begin

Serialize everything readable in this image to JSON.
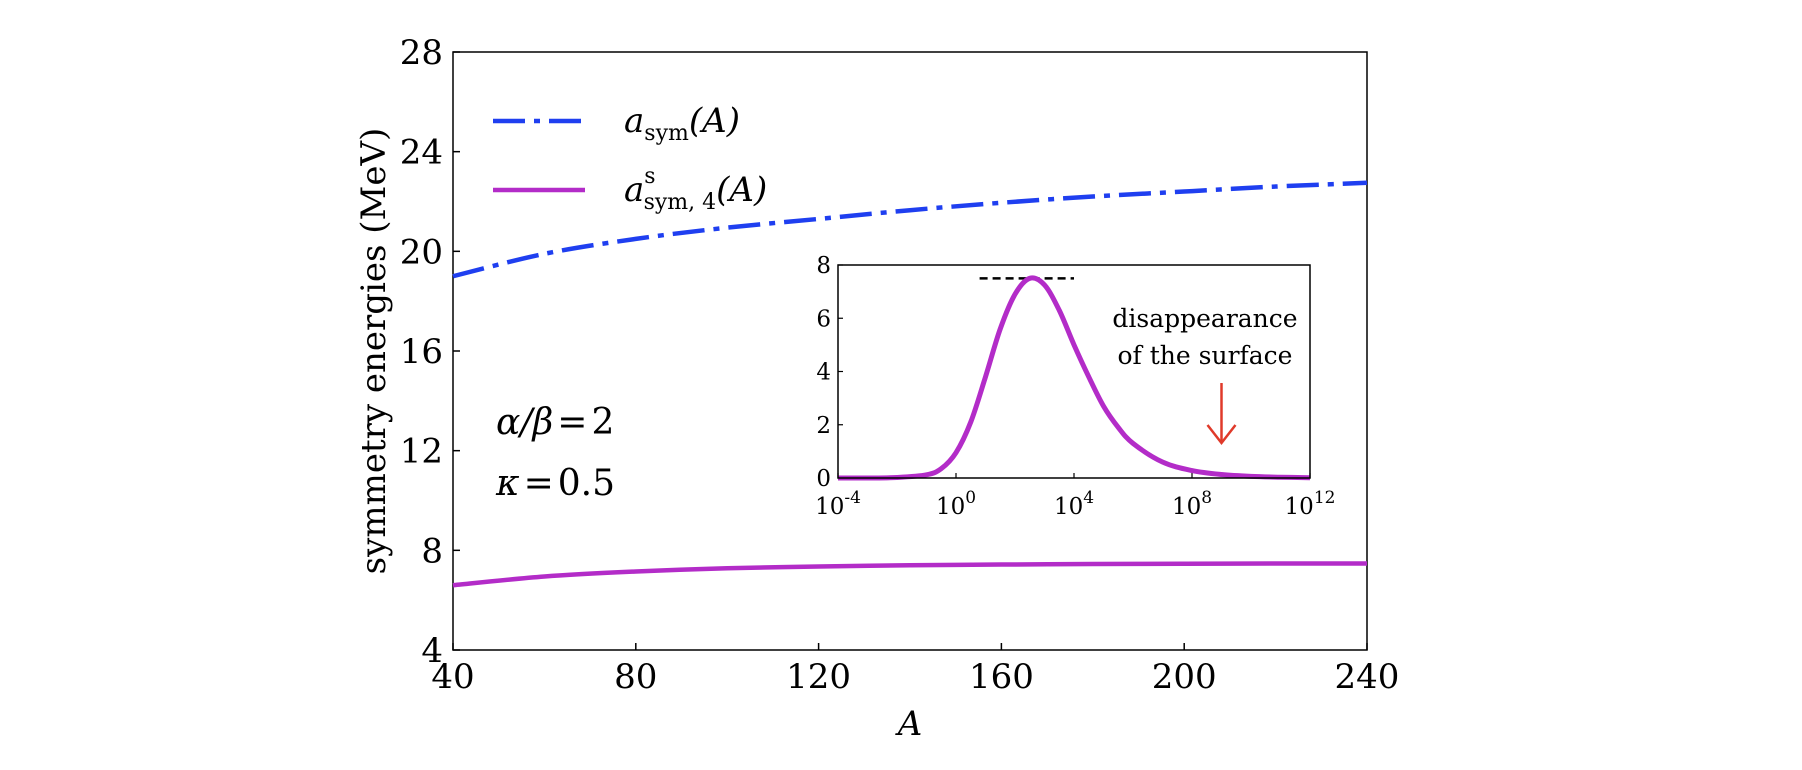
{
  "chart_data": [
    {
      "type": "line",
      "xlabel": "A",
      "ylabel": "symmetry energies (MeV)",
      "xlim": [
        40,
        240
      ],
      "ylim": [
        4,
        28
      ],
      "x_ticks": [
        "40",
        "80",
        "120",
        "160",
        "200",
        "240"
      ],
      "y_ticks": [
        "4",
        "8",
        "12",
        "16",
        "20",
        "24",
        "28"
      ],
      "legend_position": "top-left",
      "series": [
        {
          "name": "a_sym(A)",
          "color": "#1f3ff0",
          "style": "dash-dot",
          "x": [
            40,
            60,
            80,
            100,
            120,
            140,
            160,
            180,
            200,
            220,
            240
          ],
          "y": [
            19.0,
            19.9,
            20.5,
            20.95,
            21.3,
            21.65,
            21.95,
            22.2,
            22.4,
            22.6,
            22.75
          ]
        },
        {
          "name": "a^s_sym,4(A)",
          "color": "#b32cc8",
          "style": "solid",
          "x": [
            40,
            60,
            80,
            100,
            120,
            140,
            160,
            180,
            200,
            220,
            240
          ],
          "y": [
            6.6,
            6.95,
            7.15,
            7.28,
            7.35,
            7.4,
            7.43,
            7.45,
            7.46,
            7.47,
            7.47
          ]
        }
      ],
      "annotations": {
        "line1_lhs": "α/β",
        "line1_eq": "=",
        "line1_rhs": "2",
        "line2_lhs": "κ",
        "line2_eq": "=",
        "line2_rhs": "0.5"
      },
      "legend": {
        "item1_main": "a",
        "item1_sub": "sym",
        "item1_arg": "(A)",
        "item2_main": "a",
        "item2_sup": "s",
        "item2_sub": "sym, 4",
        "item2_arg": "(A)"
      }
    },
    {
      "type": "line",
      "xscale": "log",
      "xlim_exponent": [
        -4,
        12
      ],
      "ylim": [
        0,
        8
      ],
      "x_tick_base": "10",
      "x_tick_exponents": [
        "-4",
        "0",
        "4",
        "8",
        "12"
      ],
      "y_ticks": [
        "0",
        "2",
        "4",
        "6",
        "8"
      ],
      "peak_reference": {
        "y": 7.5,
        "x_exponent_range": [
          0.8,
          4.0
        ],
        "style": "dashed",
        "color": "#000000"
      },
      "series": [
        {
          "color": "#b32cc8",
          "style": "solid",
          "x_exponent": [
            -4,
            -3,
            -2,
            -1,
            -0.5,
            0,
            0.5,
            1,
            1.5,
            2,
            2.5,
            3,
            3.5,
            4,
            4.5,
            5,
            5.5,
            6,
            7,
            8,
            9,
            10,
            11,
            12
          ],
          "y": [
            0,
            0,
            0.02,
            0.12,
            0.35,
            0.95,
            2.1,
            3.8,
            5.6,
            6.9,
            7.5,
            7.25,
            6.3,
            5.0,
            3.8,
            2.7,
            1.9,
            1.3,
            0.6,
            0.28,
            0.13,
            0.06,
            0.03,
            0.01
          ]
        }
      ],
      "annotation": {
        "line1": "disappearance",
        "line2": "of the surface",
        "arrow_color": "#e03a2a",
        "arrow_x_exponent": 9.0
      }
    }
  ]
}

end
begin

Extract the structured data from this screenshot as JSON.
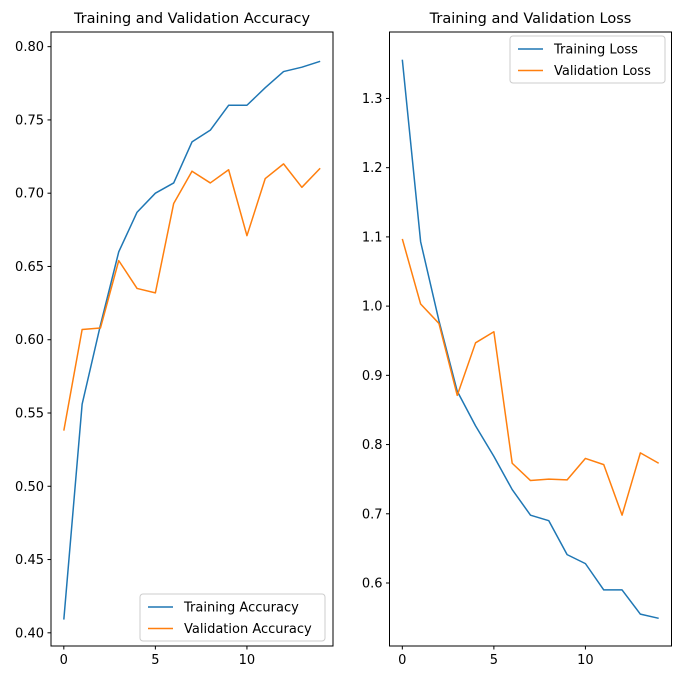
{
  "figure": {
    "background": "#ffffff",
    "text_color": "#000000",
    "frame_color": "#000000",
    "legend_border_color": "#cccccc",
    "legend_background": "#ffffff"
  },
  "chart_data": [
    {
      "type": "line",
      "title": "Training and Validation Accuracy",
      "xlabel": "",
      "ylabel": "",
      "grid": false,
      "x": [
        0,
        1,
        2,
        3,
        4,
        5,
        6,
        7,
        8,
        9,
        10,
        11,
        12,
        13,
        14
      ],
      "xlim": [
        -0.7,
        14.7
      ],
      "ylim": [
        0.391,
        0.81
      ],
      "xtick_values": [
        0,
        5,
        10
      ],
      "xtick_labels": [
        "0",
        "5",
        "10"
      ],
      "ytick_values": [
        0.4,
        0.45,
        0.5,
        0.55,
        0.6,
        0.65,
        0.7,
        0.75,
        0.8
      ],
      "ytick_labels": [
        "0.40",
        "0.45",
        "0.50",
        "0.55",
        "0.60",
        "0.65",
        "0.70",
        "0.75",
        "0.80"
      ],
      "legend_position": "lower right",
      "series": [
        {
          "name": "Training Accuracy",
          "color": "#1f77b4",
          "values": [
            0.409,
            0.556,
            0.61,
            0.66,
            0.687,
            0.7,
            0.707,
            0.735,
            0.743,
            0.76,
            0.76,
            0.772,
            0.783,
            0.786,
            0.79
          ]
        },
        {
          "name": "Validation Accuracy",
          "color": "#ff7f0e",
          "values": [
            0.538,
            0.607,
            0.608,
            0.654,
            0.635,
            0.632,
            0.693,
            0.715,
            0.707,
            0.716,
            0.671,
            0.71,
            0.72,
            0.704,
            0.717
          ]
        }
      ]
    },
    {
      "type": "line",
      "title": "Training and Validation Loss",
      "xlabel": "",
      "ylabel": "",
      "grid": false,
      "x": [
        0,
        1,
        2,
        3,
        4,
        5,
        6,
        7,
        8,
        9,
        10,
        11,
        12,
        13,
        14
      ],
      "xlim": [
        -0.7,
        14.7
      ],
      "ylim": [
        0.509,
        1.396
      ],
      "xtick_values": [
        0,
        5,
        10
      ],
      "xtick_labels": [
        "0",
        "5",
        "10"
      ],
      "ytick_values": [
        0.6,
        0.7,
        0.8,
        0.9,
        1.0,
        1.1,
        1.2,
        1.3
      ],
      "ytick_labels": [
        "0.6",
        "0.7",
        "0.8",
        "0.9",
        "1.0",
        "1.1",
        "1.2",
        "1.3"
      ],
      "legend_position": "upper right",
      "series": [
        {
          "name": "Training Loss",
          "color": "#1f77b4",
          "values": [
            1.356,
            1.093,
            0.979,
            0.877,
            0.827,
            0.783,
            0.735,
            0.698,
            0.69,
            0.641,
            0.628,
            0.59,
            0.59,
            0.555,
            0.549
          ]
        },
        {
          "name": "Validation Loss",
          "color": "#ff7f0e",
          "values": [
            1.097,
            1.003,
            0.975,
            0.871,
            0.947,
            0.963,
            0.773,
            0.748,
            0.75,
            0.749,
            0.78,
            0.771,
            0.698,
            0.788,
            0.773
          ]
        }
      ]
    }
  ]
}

end

**Stated goal:** Gather and return every line that holds the string "JSON".

**Correct answer:**
Serialize everything readable in this image to JSON.
Extract the structured data from this screenshot as JSON.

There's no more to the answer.